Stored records
◆ ◆ ◆ ◆ ◆ ◆ ◆

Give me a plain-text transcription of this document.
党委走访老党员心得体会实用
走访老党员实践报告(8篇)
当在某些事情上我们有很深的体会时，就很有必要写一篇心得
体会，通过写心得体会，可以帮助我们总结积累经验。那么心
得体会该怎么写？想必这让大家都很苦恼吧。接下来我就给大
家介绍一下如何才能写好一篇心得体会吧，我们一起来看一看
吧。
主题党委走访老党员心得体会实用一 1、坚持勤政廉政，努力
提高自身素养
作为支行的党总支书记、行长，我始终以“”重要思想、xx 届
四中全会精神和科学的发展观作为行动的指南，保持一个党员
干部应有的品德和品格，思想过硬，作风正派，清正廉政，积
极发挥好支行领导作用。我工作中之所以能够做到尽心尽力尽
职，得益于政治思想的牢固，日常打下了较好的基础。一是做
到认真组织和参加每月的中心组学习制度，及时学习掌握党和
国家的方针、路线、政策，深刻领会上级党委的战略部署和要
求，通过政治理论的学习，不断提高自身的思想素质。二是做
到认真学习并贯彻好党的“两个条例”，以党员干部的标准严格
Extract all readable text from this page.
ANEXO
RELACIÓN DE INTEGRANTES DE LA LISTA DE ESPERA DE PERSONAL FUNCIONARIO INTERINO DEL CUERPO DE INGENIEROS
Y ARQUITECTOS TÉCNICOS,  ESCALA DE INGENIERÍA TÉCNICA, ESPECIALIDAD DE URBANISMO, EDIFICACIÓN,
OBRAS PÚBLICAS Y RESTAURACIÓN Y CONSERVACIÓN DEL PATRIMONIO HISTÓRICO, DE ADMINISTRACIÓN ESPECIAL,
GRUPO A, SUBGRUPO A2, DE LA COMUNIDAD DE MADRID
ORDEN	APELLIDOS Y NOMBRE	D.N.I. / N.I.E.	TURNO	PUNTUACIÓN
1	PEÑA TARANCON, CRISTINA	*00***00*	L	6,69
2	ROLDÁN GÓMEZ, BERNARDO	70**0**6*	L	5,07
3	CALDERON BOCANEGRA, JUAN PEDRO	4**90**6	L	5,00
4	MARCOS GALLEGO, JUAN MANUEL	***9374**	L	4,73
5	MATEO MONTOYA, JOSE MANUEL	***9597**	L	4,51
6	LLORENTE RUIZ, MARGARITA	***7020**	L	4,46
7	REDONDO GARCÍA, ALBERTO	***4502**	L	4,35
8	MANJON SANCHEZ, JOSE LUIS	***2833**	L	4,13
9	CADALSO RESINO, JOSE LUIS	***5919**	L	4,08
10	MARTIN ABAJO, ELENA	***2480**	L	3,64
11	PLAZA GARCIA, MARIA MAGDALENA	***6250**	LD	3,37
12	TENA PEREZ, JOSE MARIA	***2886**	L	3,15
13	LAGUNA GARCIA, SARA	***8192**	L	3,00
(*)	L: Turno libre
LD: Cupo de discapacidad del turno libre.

◆ ◆ ◆ ◆ ◆ ◆ ◆

_Written task_:
Extract the listing in its entirety, matching it exactly.

_Answer to the task_:
Give me a plain-text transcription of this document.
党委走访老党员心得体会实用
走访老党员实践报告(8篇)
当在某些事情上我们有很深的体会时，就很有必要写一篇心得
体会，通过写心得体会，可以帮助我们总结积累经验。那么心
得体会该怎么写？想必这让大家都很苦恼吧。接下来我就给大
家介绍一下如何才能写好一篇心得体会吧，我们一起来看一看
吧。
主题党委走访老党员心得体会实用一 1、坚持勤政廉政，努力
提高自身素养
作为支行的党总支书记、行长，我始终以“”重要思想、xx 届
四中全会精神和科学的发展观作为行动的指南，保持一个党员
干部应有的品德和品格，思想过硬，作风正派，清正廉政，积
极发挥好支行领导作用。我工作中之所以能够做到尽心尽力尽
职，得益于政治思想的牢固，日常打下了较好的基础。一是做
到认真组织和参加每月的中心组学习制度，及时学习掌握党和
国家的方针、路线、政策，深刻领会上级党委的战略部署和要
求，通过政治理论的学习，不断提高自身的思想素质。二是做
到认真学习并贯彻好党的“两个条例”，以党员干部的标准严格
Extract all readable text from this page.
ANEXO
RELACIÓN DE INTEGRANTES DE LA LISTA DE ESPERA DE PERSONAL FUNCIONARIO INTERINO DEL CUERPO DE INGENIEROS
Y ARQUITECTOS TÉCNICOS,  ESCALA DE INGENIERÍA TÉCNICA, ESPECIALIDAD DE URBANISMO, EDIFICACIÓN,
OBRAS PÚBLICAS Y RESTAURACIÓN Y CONSERVACIÓN DEL PATRIMONIO HISTÓRICO, DE ADMINISTRACIÓN ESPECIAL,
GRUPO A, SUBGRUPO A2, DE LA COMUNIDAD DE MADRID
ORDEN	APELLIDOS Y NOMBRE	D.N.I. / N.I.E.	TURNO	PUNTUACIÓN
1	PEÑA TARANCON, CRISTINA	*00***00*	L	6,69
2	ROLDÁN GÓMEZ, BERNARDO	70**0**6*	L	5,07
3	CALDERON BOCANEGRA, JUAN PEDRO	4**90**6	L	5,00
4	MARCOS GALLEGO, JUAN MANUEL	***9374**	L	4,73
5	MATEO MONTOYA, JOSE MANUEL	***9597**	L	4,51
6	LLORENTE RUIZ, MARGARITA	***7020**	L	4,46
7	REDONDO GARCÍA, ALBERTO	***4502**	L	4,35
8	MANJON SANCHEZ, JOSE LUIS	***2833**	L	4,13
9	CADALSO RESINO, JOSE LUIS	***5919**	L	4,08
10	MARTIN ABAJO, ELENA	***2480**	L	3,64
11	PLAZA GARCIA, MARIA MAGDALENA	***6250**	LD	3,37
12	TENA PEREZ, JOSE MARIA	***2886**	L	3,15
13	LAGUNA GARCIA, SARA	***8192**	L	3,00
(*)	L: Turno libre
LD: Cupo de discapacidad del turno libre.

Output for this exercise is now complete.